A run of records
— begin —
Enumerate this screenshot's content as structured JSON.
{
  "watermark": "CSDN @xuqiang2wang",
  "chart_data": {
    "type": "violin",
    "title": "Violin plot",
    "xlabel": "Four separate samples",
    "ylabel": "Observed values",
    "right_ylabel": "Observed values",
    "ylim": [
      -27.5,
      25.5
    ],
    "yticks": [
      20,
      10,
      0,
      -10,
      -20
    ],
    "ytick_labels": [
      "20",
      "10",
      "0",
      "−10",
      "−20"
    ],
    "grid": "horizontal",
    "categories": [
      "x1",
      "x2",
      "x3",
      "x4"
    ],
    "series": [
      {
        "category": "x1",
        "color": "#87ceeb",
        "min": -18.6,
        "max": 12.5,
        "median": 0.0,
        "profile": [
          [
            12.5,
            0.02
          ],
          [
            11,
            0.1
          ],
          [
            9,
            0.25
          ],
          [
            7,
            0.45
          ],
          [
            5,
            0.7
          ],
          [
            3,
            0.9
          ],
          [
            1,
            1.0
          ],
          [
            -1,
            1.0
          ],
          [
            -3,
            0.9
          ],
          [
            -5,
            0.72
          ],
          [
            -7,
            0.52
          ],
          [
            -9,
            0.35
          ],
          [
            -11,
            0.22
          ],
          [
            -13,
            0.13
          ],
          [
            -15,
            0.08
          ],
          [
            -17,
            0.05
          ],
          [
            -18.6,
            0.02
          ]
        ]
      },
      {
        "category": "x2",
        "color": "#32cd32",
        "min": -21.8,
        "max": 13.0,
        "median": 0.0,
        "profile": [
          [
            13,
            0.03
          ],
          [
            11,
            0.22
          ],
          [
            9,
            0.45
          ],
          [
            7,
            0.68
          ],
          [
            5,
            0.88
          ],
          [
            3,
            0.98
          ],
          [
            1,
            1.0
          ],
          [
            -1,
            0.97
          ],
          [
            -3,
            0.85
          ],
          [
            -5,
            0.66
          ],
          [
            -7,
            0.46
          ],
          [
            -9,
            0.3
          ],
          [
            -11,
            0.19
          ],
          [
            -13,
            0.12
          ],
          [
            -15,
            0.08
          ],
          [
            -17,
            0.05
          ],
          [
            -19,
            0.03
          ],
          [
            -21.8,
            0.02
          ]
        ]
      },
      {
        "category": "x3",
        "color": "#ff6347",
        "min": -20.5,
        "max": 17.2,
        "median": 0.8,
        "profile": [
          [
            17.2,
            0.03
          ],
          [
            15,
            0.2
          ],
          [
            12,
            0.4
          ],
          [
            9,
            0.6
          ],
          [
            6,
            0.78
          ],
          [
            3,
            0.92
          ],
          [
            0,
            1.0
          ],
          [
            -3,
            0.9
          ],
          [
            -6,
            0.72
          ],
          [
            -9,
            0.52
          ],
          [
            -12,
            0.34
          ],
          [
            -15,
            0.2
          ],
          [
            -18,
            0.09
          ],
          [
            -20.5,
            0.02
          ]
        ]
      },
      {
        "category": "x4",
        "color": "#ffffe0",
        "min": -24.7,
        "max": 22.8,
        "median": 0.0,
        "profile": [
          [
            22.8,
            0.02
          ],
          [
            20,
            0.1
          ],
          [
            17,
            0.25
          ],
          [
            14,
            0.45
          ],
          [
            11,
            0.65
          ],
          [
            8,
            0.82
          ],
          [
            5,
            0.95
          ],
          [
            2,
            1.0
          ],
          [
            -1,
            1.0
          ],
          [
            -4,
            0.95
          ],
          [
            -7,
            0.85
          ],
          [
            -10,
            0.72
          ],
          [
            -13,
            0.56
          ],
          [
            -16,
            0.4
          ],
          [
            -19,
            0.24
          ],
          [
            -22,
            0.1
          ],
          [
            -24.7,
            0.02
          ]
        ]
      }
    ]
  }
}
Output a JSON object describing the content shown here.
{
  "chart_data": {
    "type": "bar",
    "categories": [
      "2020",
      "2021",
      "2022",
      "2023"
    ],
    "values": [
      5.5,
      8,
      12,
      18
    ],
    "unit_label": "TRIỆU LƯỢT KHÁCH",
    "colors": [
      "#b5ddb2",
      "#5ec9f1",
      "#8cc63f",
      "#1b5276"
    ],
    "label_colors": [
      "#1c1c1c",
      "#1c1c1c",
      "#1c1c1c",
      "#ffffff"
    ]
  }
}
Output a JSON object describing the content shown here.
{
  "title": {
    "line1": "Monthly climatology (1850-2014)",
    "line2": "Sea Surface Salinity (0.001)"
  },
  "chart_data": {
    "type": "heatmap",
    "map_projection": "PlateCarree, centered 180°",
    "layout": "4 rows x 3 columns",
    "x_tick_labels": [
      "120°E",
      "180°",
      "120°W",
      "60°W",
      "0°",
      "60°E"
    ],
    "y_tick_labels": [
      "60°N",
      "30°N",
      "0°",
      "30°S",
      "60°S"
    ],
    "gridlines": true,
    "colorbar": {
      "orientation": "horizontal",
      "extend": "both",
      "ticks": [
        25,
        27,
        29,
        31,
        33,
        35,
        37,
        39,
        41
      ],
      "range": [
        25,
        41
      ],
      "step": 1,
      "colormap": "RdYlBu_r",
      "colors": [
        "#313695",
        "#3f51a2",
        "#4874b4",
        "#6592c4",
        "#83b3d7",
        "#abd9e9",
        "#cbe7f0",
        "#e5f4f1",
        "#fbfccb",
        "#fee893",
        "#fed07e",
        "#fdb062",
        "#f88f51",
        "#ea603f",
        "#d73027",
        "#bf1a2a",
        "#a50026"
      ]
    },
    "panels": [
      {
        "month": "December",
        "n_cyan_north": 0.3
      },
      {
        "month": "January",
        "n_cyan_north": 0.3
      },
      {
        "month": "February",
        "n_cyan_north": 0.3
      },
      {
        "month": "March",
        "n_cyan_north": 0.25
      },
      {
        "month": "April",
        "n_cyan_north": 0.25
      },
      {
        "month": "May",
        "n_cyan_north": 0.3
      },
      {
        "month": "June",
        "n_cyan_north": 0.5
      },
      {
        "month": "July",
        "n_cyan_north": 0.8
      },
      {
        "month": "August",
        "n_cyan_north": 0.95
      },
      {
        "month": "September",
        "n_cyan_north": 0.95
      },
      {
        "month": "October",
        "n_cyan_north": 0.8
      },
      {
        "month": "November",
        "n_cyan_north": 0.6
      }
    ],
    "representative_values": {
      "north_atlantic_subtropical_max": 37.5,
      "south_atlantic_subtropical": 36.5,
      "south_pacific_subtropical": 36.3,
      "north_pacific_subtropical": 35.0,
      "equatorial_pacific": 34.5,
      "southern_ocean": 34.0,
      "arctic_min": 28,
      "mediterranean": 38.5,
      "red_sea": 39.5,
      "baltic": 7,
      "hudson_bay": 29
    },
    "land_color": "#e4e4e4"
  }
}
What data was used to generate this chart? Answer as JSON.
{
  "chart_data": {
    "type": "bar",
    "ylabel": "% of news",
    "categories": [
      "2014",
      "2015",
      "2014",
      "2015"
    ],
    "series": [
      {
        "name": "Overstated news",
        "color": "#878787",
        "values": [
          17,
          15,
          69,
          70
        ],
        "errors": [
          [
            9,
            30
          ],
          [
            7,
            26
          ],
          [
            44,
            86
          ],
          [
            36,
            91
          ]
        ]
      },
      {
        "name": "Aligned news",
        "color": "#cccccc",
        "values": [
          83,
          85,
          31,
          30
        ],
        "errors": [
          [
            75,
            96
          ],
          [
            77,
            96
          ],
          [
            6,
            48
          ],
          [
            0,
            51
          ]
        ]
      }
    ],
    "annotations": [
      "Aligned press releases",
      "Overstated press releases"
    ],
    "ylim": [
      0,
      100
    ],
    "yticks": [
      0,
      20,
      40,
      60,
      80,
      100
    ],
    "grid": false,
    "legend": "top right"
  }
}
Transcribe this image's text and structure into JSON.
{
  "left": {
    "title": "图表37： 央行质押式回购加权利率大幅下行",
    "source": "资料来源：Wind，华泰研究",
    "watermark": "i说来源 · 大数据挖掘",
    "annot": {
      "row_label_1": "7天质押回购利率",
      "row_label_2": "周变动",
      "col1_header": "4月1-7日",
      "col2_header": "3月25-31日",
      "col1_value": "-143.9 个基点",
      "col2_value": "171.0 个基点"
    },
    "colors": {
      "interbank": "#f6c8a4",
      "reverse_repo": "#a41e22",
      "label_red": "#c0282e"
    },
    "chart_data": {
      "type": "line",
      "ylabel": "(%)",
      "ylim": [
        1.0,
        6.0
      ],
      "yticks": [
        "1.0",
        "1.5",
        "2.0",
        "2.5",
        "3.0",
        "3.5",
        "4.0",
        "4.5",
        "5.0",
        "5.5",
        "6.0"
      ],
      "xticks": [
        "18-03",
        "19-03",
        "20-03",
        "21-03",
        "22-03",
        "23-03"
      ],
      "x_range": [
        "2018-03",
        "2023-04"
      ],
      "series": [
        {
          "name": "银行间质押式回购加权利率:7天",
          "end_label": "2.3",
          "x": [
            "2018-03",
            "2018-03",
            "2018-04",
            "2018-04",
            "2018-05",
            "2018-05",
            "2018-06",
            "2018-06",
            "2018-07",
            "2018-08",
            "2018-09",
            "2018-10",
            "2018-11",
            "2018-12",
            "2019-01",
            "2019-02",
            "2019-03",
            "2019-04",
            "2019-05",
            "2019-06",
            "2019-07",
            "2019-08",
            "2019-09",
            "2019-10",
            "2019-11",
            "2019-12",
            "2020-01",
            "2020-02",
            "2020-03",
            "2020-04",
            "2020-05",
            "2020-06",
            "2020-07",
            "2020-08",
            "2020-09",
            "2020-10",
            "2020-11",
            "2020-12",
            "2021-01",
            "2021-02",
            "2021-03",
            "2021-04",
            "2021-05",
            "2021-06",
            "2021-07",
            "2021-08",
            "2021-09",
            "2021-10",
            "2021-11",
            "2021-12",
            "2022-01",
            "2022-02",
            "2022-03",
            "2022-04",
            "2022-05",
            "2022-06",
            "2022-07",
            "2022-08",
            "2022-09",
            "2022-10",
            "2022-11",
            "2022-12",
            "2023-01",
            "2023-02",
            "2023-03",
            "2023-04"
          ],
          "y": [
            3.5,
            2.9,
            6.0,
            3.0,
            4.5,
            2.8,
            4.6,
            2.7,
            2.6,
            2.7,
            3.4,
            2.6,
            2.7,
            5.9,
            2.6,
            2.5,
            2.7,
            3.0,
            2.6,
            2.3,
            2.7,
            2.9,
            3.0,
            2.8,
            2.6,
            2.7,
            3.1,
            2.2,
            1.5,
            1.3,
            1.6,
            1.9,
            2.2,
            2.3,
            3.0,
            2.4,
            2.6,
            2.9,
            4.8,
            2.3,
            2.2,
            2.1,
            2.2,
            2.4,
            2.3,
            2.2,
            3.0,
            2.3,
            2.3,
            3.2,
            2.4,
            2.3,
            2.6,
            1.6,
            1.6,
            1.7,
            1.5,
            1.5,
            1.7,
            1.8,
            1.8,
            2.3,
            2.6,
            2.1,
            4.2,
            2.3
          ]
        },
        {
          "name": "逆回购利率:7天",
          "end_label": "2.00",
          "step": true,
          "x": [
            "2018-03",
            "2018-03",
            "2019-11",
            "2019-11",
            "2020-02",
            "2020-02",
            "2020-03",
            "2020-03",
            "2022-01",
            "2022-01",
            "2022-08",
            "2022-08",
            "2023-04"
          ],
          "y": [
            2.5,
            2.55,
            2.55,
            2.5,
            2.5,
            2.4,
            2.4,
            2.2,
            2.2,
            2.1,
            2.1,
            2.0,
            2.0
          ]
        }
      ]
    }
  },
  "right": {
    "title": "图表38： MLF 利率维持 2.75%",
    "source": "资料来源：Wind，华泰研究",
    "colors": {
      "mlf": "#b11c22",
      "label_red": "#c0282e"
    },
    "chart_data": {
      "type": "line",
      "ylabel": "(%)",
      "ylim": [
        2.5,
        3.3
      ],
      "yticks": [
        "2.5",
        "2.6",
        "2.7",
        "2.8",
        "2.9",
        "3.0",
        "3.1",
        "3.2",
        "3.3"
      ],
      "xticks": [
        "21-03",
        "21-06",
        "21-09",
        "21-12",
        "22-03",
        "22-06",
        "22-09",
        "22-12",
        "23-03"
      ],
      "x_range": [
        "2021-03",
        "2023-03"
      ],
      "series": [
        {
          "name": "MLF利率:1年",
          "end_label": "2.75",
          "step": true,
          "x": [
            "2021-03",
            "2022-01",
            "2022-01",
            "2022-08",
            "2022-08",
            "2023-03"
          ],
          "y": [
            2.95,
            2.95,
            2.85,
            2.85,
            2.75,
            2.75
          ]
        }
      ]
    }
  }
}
— end —
Task goal: In the data above, tally the lines holding "category" and answer with the figure only.

The completed task: 4